Objective
Scan the data for "label" and copy the lines it appears in.

Data extract
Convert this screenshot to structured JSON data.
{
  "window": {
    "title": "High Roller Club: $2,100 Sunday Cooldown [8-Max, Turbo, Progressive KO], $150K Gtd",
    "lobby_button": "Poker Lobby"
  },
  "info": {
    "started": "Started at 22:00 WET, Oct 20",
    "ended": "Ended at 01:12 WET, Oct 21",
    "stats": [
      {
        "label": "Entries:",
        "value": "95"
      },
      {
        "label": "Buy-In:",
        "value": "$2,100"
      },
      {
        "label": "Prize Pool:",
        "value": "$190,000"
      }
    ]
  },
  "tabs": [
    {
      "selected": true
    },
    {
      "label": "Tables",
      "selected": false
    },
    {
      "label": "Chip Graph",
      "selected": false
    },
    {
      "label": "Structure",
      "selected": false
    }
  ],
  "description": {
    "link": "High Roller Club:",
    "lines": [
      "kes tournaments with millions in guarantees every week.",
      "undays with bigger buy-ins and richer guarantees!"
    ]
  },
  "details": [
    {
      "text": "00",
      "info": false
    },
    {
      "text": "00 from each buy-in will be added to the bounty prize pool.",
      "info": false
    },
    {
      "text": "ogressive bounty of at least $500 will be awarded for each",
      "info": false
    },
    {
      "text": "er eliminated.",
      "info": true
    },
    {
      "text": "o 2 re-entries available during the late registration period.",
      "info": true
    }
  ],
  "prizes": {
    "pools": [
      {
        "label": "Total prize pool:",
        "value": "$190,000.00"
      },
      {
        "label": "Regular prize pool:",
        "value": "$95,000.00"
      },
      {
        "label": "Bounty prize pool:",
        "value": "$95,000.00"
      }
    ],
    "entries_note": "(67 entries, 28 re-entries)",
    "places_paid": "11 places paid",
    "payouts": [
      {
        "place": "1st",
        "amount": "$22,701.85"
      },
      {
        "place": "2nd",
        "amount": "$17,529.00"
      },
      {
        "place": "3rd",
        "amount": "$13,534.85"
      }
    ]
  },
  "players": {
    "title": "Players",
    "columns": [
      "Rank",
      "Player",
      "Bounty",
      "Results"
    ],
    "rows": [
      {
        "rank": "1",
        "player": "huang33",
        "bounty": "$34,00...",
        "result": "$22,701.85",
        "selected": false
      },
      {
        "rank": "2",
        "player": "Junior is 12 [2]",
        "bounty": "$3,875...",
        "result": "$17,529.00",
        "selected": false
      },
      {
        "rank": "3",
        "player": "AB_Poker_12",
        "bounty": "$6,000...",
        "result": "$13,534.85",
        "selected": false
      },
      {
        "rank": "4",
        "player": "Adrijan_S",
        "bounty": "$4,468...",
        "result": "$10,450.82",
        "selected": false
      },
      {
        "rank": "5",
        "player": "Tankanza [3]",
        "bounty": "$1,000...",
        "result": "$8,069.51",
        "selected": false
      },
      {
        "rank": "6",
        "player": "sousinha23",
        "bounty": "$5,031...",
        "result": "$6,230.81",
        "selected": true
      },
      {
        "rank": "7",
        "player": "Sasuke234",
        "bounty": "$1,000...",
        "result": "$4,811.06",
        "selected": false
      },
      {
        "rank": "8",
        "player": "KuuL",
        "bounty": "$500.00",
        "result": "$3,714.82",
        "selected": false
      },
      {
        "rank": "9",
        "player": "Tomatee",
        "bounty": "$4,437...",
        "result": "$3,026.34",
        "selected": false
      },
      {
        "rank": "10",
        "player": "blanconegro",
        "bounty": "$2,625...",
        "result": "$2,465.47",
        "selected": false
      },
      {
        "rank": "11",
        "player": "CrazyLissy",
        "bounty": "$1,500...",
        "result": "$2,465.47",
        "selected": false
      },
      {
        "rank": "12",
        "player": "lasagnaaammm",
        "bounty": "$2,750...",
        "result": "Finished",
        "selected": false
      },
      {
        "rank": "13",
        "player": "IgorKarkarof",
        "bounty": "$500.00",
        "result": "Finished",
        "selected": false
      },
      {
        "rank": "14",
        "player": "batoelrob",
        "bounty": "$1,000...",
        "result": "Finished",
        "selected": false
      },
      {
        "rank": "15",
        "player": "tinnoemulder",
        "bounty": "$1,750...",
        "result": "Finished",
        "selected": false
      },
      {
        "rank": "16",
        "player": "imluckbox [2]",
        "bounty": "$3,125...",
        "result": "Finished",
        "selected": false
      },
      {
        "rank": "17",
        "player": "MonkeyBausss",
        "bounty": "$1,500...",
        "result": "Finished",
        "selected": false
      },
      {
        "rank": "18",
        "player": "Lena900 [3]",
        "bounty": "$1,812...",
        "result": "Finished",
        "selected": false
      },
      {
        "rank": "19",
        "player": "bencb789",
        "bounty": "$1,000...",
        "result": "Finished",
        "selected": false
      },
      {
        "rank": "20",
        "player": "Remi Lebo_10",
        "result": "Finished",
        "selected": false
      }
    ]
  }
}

Reply
        "label": "Entries:",
        "label": "Buy-In:",
        "label": "Prize Pool:",
      "label": "Tables",
      "label": "Chip Graph",
      "label": "Structure",
        "label": "Total prize pool:",
        "label": "Regular prize pool:",
        "label": "Bounty prize pool:",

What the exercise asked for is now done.